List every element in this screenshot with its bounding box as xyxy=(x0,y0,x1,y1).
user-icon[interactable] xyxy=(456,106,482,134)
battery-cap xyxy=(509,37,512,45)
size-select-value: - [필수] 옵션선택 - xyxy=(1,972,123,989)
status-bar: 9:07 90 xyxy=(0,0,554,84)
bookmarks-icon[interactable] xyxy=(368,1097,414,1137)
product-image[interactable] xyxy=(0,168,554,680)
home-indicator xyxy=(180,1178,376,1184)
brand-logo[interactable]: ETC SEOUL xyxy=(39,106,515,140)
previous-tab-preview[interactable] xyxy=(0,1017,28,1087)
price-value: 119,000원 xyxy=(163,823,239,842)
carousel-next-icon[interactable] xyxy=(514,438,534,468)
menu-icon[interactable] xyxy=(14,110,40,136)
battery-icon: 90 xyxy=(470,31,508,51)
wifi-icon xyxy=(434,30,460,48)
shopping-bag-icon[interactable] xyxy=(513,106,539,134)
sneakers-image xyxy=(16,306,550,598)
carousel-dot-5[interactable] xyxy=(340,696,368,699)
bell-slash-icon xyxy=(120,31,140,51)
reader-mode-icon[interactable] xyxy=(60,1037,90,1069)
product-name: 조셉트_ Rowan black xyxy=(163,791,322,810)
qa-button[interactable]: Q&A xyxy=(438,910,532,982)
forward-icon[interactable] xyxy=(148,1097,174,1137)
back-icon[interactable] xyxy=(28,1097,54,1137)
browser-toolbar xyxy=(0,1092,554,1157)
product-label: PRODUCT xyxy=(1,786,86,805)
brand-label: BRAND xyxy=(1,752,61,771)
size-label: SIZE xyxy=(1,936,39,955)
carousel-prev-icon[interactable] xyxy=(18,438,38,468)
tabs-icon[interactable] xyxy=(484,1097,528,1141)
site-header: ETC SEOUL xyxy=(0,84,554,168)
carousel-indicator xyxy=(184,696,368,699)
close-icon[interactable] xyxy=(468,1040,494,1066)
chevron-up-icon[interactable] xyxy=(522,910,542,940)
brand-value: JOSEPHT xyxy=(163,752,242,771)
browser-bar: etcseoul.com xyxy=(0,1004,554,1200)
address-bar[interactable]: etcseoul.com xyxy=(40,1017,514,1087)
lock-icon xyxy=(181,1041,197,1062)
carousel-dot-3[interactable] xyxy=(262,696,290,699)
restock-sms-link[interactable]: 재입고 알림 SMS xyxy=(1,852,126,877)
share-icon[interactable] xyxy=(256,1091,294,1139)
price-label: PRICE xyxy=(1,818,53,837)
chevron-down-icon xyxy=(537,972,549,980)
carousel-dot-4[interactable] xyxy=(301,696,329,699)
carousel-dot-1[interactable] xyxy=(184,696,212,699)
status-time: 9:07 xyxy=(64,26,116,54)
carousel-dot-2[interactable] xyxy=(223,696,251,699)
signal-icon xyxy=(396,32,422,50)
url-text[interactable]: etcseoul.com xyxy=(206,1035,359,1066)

### [To be done]
Put the data into a Markdown table with the columns Row and Line, starting at the first line and stopping after the line that contains "status-bar: 9:07 90 xyxy=(0,0,554,84)". Number each row, and leave out blank lines.

### [Solution for this exercise]
| Row | Line |
|---|---|
| 1 | List every element in this screenshot with its bounding box as xyxy=(x0,y0,x1,y1). |
| 2 | user-icon[interactable] xyxy=(456,106,482,134) |
| 3 | battery-cap xyxy=(509,37,512,45) |
| 4 | size-select-value: - [필수] 옵션선택 - xyxy=(1,972,123,989) |
| 5 | status-bar: 9:07 90 xyxy=(0,0,554,84) |